◆ JOB
Please quote the material exactly, every line of it.

◆ DATA FOR THIS TASK
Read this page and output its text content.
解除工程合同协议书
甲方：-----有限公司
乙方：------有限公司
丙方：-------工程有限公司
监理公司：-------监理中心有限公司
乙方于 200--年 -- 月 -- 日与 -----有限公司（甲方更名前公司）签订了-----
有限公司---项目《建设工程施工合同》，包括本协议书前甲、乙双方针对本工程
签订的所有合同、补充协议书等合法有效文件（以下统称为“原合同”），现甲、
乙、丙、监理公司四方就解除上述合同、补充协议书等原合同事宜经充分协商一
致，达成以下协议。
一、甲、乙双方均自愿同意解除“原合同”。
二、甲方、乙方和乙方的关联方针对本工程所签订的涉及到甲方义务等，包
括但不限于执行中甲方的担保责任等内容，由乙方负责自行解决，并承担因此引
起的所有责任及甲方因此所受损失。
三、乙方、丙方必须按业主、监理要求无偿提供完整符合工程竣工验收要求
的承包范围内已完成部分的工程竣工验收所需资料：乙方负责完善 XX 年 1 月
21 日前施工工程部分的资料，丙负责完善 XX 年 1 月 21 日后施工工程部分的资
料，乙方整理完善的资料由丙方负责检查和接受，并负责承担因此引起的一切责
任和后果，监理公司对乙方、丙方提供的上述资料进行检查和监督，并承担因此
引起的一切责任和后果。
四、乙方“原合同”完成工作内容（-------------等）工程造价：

◆ FINAL ANSWER
Read this page and output its text content.
解除工程合同协议书
甲方：-----有限公司
乙方：------有限公司
丙方：-------工程有限公司
监理公司：-------监理中心有限公司
乙方于 200--年 -- 月 -- 日与 -----有限公司（甲方更名前公司）签订了-----
有限公司---项目《建设工程施工合同》，包括本协议书前甲、乙双方针对本工程
签订的所有合同、补充协议书等合法有效文件（以下统称为“原合同”），现甲、
乙、丙、监理公司四方就解除上述合同、补充协议书等原合同事宜经充分协商一
致，达成以下协议。
一、甲、乙双方均自愿同意解除“原合同”。
二、甲方、乙方和乙方的关联方针对本工程所签订的涉及到甲方义务等，包
括但不限于执行中甲方的担保责任等内容，由乙方负责自行解决，并承担因此引
起的所有责任及甲方因此所受损失。
三、乙方、丙方必须按业主、监理要求无偿提供完整符合工程竣工验收要求
的承包范围内已完成部分的工程竣工验收所需资料：乙方负责完善 XX 年 1 月
21 日前施工工程部分的资料，丙负责完善 XX 年 1 月 21 日后施工工程部分的资
料，乙方整理完善的资料由丙方负责检查和接受，并负责承担因此引起的一切责
任和后果，监理公司对乙方、丙方提供的上述资料进行检查和监督，并承担因此
引起的一切责任和后果。
四、乙方“原合同”完成工作内容（-------------等）工程造价：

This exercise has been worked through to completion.